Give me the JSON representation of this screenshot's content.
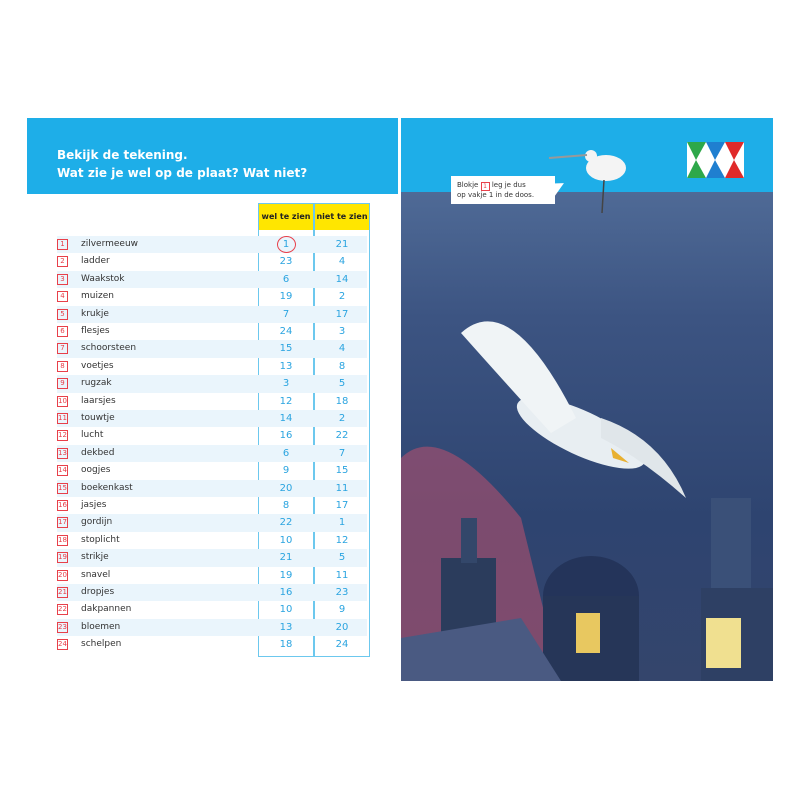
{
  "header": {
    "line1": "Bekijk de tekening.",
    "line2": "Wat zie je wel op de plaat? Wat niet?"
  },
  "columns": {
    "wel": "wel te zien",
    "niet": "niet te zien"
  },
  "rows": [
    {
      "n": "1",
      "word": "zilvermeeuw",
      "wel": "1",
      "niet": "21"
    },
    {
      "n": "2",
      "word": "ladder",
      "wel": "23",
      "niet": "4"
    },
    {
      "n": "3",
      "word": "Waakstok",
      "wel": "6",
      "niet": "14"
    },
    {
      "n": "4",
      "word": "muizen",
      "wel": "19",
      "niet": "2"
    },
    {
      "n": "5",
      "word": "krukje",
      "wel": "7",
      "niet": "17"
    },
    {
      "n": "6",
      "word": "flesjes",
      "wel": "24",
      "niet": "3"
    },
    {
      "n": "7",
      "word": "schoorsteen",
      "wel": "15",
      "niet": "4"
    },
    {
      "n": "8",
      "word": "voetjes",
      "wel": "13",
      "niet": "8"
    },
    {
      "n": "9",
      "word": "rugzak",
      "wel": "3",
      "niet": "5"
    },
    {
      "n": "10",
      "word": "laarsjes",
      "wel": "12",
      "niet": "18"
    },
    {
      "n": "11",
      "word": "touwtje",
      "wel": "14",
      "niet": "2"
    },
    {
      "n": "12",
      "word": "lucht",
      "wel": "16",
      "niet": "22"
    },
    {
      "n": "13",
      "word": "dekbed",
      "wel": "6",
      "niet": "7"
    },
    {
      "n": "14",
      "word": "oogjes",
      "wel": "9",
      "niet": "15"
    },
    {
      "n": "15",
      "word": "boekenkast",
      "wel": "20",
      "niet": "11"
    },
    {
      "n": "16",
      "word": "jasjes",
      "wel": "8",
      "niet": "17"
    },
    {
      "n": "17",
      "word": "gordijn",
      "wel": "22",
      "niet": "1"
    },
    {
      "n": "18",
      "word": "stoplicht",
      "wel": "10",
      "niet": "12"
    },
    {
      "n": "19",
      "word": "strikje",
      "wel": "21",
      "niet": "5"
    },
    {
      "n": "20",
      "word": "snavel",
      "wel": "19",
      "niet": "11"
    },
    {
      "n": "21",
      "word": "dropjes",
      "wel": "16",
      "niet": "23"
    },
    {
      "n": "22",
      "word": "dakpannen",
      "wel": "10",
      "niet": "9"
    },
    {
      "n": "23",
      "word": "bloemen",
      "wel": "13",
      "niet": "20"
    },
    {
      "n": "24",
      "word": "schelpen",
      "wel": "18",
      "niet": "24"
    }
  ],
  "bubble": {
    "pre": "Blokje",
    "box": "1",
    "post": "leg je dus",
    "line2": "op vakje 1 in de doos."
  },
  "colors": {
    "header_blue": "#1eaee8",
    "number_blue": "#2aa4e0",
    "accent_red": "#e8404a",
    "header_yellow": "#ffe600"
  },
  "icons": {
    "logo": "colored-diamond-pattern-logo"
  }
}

----

Task directions: Give back every line exactly as it stands, pictures excluded.

Answer to this problem:
Give me the JSON representation of this screenshot's content.
{
  "header": {
    "line1": "Bekijk de tekening.",
    "line2": "Wat zie je wel op de plaat? Wat niet?"
  },
  "columns": {
    "wel": "wel te zien",
    "niet": "niet te zien"
  },
  "rows": [
    {
      "n": "1",
      "word": "zilvermeeuw",
      "wel": "1",
      "niet": "21"
    },
    {
      "n": "2",
      "word": "ladder",
      "wel": "23",
      "niet": "4"
    },
    {
      "n": "3",
      "word": "Waakstok",
      "wel": "6",
      "niet": "14"
    },
    {
      "n": "4",
      "word": "muizen",
      "wel": "19",
      "niet": "2"
    },
    {
      "n": "5",
      "word": "krukje",
      "wel": "7",
      "niet": "17"
    },
    {
      "n": "6",
      "word": "flesjes",
      "wel": "24",
      "niet": "3"
    },
    {
      "n": "7",
      "word": "schoorsteen",
      "wel": "15",
      "niet": "4"
    },
    {
      "n": "8",
      "word": "voetjes",
      "wel": "13",
      "niet": "8"
    },
    {
      "n": "9",
      "word": "rugzak",
      "wel": "3",
      "niet": "5"
    },
    {
      "n": "10",
      "word": "laarsjes",
      "wel": "12",
      "niet": "18"
    },
    {
      "n": "11",
      "word": "touwtje",
      "wel": "14",
      "niet": "2"
    },
    {
      "n": "12",
      "word": "lucht",
      "wel": "16",
      "niet": "22"
    },
    {
      "n": "13",
      "word": "dekbed",
      "wel": "6",
      "niet": "7"
    },
    {
      "n": "14",
      "word": "oogjes",
      "wel": "9",
      "niet": "15"
    },
    {
      "n": "15",
      "word": "boekenkast",
      "wel": "20",
      "niet": "11"
    },
    {
      "n": "16",
      "word": "jasjes",
      "wel": "8",
      "niet": "17"
    },
    {
      "n": "17",
      "word": "gordijn",
      "wel": "22",
      "niet": "1"
    },
    {
      "n": "18",
      "word": "stoplicht",
      "wel": "10",
      "niet": "12"
    },
    {
      "n": "19",
      "word": "strikje",
      "wel": "21",
      "niet": "5"
    },
    {
      "n": "20",
      "word": "snavel",
      "wel": "19",
      "niet": "11"
    },
    {
      "n": "21",
      "word": "dropjes",
      "wel": "16",
      "niet": "23"
    },
    {
      "n": "22",
      "word": "dakpannen",
      "wel": "10",
      "niet": "9"
    },
    {
      "n": "23",
      "word": "bloemen",
      "wel": "13",
      "niet": "20"
    },
    {
      "n": "24",
      "word": "schelpen",
      "wel": "18",
      "niet": "24"
    }
  ],
  "bubble": {
    "pre": "Blokje",
    "box": "1",
    "post": "leg je dus",
    "line2": "op vakje 1 in de doos."
  },
  "colors": {
    "header_blue": "#1eaee8",
    "number_blue": "#2aa4e0",
    "accent_red": "#e8404a",
    "header_yellow": "#ffe600"
  },
  "icons": {
    "logo": "colored-diamond-pattern-logo"
  }
}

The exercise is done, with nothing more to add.